§ Task data:
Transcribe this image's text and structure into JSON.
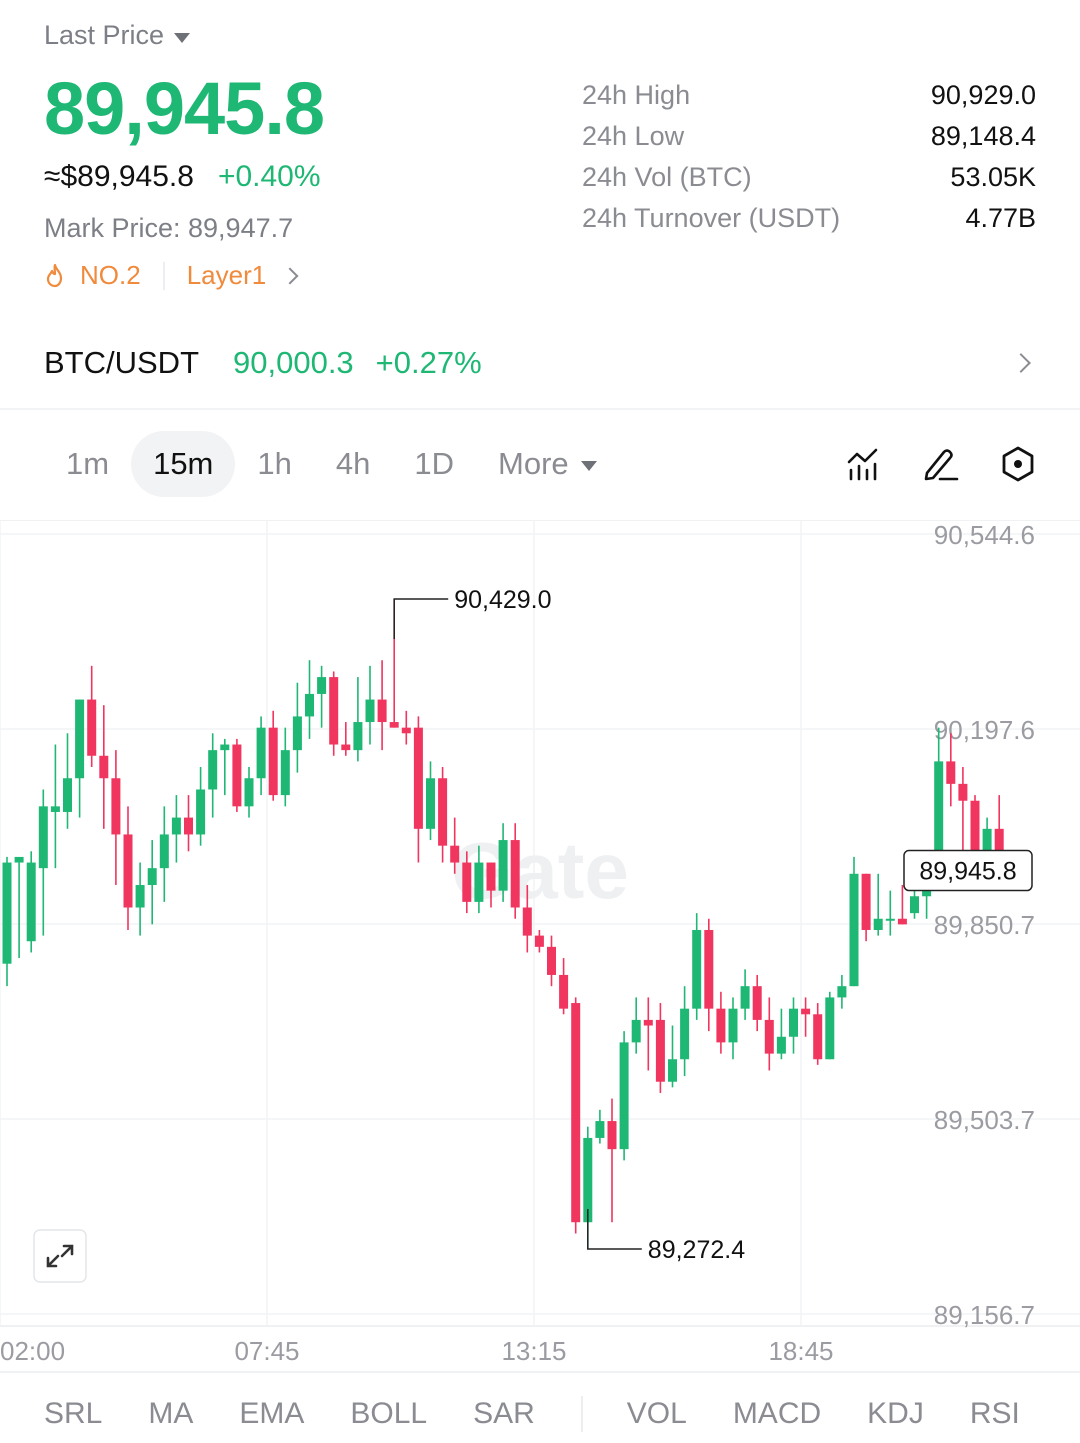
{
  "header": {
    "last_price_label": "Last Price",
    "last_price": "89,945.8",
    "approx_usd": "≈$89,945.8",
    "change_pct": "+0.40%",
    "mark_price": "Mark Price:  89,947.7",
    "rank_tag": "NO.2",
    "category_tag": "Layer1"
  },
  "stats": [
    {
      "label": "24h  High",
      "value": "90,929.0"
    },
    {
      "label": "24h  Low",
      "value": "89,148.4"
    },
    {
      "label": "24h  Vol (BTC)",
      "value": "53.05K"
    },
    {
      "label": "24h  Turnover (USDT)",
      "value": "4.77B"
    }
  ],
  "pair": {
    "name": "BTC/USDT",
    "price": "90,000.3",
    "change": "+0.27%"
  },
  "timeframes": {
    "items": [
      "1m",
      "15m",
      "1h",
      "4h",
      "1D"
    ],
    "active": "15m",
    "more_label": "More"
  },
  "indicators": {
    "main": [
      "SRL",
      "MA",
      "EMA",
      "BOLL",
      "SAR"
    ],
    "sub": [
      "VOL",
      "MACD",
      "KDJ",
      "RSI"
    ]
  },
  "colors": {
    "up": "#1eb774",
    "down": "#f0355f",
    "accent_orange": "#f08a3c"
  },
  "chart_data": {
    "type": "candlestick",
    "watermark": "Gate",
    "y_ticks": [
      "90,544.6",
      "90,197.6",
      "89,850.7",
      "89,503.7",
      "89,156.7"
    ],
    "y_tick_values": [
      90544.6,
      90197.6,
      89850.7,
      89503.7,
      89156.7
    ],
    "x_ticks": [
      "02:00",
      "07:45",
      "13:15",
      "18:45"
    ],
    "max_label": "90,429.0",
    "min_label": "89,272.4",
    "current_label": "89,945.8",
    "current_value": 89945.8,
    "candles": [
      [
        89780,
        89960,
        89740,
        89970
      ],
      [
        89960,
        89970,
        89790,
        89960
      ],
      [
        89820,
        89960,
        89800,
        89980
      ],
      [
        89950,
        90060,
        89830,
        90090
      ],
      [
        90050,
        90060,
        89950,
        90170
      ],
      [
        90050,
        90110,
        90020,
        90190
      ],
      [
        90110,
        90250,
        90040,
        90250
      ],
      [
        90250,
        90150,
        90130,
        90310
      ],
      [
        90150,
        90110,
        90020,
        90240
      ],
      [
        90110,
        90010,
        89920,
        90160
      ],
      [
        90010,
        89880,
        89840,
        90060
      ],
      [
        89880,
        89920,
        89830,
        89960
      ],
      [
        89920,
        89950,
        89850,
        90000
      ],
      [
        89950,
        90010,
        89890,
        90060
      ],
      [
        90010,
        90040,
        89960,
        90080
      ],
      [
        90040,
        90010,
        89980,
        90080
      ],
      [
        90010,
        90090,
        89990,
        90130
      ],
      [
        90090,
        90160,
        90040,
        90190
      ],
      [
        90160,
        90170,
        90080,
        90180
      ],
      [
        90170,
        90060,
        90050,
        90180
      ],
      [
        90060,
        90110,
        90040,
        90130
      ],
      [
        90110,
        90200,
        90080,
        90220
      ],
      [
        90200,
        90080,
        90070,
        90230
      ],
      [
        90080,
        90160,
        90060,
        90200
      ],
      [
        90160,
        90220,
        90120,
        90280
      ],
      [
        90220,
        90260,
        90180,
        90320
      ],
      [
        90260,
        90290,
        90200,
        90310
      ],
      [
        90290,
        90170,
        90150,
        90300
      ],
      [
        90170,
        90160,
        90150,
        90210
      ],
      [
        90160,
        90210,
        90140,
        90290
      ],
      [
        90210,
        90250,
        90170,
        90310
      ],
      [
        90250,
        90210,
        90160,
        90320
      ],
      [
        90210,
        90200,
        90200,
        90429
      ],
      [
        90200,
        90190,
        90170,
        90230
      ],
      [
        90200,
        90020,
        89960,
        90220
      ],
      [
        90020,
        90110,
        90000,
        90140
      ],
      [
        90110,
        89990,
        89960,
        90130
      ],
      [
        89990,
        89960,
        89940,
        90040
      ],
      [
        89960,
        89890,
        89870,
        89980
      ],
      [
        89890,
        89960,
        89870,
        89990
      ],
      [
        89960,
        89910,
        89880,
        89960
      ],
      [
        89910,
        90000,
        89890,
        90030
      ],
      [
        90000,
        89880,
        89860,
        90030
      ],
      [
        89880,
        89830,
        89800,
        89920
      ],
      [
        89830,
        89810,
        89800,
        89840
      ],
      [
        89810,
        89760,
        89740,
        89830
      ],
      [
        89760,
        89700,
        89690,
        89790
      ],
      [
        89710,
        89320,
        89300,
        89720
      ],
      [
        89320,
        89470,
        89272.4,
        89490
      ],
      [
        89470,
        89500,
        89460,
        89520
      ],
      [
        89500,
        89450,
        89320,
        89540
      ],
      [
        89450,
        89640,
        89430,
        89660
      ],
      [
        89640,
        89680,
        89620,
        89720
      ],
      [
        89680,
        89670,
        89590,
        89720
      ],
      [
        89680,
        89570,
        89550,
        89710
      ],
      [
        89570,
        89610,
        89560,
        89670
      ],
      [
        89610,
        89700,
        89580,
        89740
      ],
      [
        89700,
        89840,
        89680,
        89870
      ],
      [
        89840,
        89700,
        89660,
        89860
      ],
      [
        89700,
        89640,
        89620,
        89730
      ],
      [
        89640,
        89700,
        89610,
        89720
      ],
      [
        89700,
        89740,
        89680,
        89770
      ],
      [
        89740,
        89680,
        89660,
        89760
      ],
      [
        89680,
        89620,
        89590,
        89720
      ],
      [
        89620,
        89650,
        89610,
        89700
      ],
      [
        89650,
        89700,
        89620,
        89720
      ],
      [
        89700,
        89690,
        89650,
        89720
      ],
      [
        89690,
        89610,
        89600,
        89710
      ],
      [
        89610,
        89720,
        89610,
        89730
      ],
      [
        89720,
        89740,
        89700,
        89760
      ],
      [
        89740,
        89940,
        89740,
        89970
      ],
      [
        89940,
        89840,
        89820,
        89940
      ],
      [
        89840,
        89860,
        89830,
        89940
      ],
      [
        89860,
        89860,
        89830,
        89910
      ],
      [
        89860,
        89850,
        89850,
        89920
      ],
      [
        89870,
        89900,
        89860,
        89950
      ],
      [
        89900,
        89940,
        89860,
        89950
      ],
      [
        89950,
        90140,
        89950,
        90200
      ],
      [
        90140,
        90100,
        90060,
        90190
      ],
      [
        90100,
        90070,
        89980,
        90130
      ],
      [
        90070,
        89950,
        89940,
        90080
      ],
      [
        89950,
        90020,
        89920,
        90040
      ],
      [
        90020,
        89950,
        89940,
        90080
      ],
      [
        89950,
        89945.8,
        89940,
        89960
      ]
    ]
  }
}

§ What you are asked to do:
Without the pictures, return the entries exactly as they appear.

§ The answer:
Transcribe this image's text and structure into JSON.
{
  "header": {
    "last_price_label": "Last Price",
    "last_price": "89,945.8",
    "approx_usd": "≈$89,945.8",
    "change_pct": "+0.40%",
    "mark_price": "Mark Price:  89,947.7",
    "rank_tag": "NO.2",
    "category_tag": "Layer1"
  },
  "stats": [
    {
      "label": "24h  High",
      "value": "90,929.0"
    },
    {
      "label": "24h  Low",
      "value": "89,148.4"
    },
    {
      "label": "24h  Vol (BTC)",
      "value": "53.05K"
    },
    {
      "label": "24h  Turnover (USDT)",
      "value": "4.77B"
    }
  ],
  "pair": {
    "name": "BTC/USDT",
    "price": "90,000.3",
    "change": "+0.27%"
  },
  "timeframes": {
    "items": [
      "1m",
      "15m",
      "1h",
      "4h",
      "1D"
    ],
    "active": "15m",
    "more_label": "More"
  },
  "indicators": {
    "main": [
      "SRL",
      "MA",
      "EMA",
      "BOLL",
      "SAR"
    ],
    "sub": [
      "VOL",
      "MACD",
      "KDJ",
      "RSI"
    ]
  },
  "colors": {
    "up": "#1eb774",
    "down": "#f0355f",
    "accent_orange": "#f08a3c"
  },
  "chart_data": {
    "type": "candlestick",
    "watermark": "Gate",
    "y_ticks": [
      "90,544.6",
      "90,197.6",
      "89,850.7",
      "89,503.7",
      "89,156.7"
    ],
    "y_tick_values": [
      90544.6,
      90197.6,
      89850.7,
      89503.7,
      89156.7
    ],
    "x_ticks": [
      "02:00",
      "07:45",
      "13:15",
      "18:45"
    ],
    "max_label": "90,429.0",
    "min_label": "89,272.4",
    "current_label": "89,945.8",
    "current_value": 89945.8,
    "candles": [
      [
        89780,
        89960,
        89740,
        89970
      ],
      [
        89960,
        89970,
        89790,
        89960
      ],
      [
        89820,
        89960,
        89800,
        89980
      ],
      [
        89950,
        90060,
        89830,
        90090
      ],
      [
        90050,
        90060,
        89950,
        90170
      ],
      [
        90050,
        90110,
        90020,
        90190
      ],
      [
        90110,
        90250,
        90040,
        90250
      ],
      [
        90250,
        90150,
        90130,
        90310
      ],
      [
        90150,
        90110,
        90020,
        90240
      ],
      [
        90110,
        90010,
        89920,
        90160
      ],
      [
        90010,
        89880,
        89840,
        90060
      ],
      [
        89880,
        89920,
        89830,
        89960
      ],
      [
        89920,
        89950,
        89850,
        90000
      ],
      [
        89950,
        90010,
        89890,
        90060
      ],
      [
        90010,
        90040,
        89960,
        90080
      ],
      [
        90040,
        90010,
        89980,
        90080
      ],
      [
        90010,
        90090,
        89990,
        90130
      ],
      [
        90090,
        90160,
        90040,
        90190
      ],
      [
        90160,
        90170,
        90080,
        90180
      ],
      [
        90170,
        90060,
        90050,
        90180
      ],
      [
        90060,
        90110,
        90040,
        90130
      ],
      [
        90110,
        90200,
        90080,
        90220
      ],
      [
        90200,
        90080,
        90070,
        90230
      ],
      [
        90080,
        90160,
        90060,
        90200
      ],
      [
        90160,
        90220,
        90120,
        90280
      ],
      [
        90220,
        90260,
        90180,
        90320
      ],
      [
        90260,
        90290,
        90200,
        90310
      ],
      [
        90290,
        90170,
        90150,
        90300
      ],
      [
        90170,
        90160,
        90150,
        90210
      ],
      [
        90160,
        90210,
        90140,
        90290
      ],
      [
        90210,
        90250,
        90170,
        90310
      ],
      [
        90250,
        90210,
        90160,
        90320
      ],
      [
        90210,
        90200,
        90200,
        90429
      ],
      [
        90200,
        90190,
        90170,
        90230
      ],
      [
        90200,
        90020,
        89960,
        90220
      ],
      [
        90020,
        90110,
        90000,
        90140
      ],
      [
        90110,
        89990,
        89960,
        90130
      ],
      [
        89990,
        89960,
        89940,
        90040
      ],
      [
        89960,
        89890,
        89870,
        89980
      ],
      [
        89890,
        89960,
        89870,
        89990
      ],
      [
        89960,
        89910,
        89880,
        89960
      ],
      [
        89910,
        90000,
        89890,
        90030
      ],
      [
        90000,
        89880,
        89860,
        90030
      ],
      [
        89880,
        89830,
        89800,
        89920
      ],
      [
        89830,
        89810,
        89800,
        89840
      ],
      [
        89810,
        89760,
        89740,
        89830
      ],
      [
        89760,
        89700,
        89690,
        89790
      ],
      [
        89710,
        89320,
        89300,
        89720
      ],
      [
        89320,
        89470,
        89272.4,
        89490
      ],
      [
        89470,
        89500,
        89460,
        89520
      ],
      [
        89500,
        89450,
        89320,
        89540
      ],
      [
        89450,
        89640,
        89430,
        89660
      ],
      [
        89640,
        89680,
        89620,
        89720
      ],
      [
        89680,
        89670,
        89590,
        89720
      ],
      [
        89680,
        89570,
        89550,
        89710
      ],
      [
        89570,
        89610,
        89560,
        89670
      ],
      [
        89610,
        89700,
        89580,
        89740
      ],
      [
        89700,
        89840,
        89680,
        89870
      ],
      [
        89840,
        89700,
        89660,
        89860
      ],
      [
        89700,
        89640,
        89620,
        89730
      ],
      [
        89640,
        89700,
        89610,
        89720
      ],
      [
        89700,
        89740,
        89680,
        89770
      ],
      [
        89740,
        89680,
        89660,
        89760
      ],
      [
        89680,
        89620,
        89590,
        89720
      ],
      [
        89620,
        89650,
        89610,
        89700
      ],
      [
        89650,
        89700,
        89620,
        89720
      ],
      [
        89700,
        89690,
        89650,
        89720
      ],
      [
        89690,
        89610,
        89600,
        89710
      ],
      [
        89610,
        89720,
        89610,
        89730
      ],
      [
        89720,
        89740,
        89700,
        89760
      ],
      [
        89740,
        89940,
        89740,
        89970
      ],
      [
        89940,
        89840,
        89820,
        89940
      ],
      [
        89840,
        89860,
        89830,
        89940
      ],
      [
        89860,
        89860,
        89830,
        89910
      ],
      [
        89860,
        89850,
        89850,
        89920
      ],
      [
        89870,
        89900,
        89860,
        89950
      ],
      [
        89900,
        89940,
        89860,
        89950
      ],
      [
        89950,
        90140,
        89950,
        90200
      ],
      [
        90140,
        90100,
        90060,
        90190
      ],
      [
        90100,
        90070,
        89980,
        90130
      ],
      [
        90070,
        89950,
        89940,
        90080
      ],
      [
        89950,
        90020,
        89920,
        90040
      ],
      [
        90020,
        89950,
        89940,
        90080
      ],
      [
        89950,
        89945.8,
        89940,
        89960
      ]
    ]
  }
}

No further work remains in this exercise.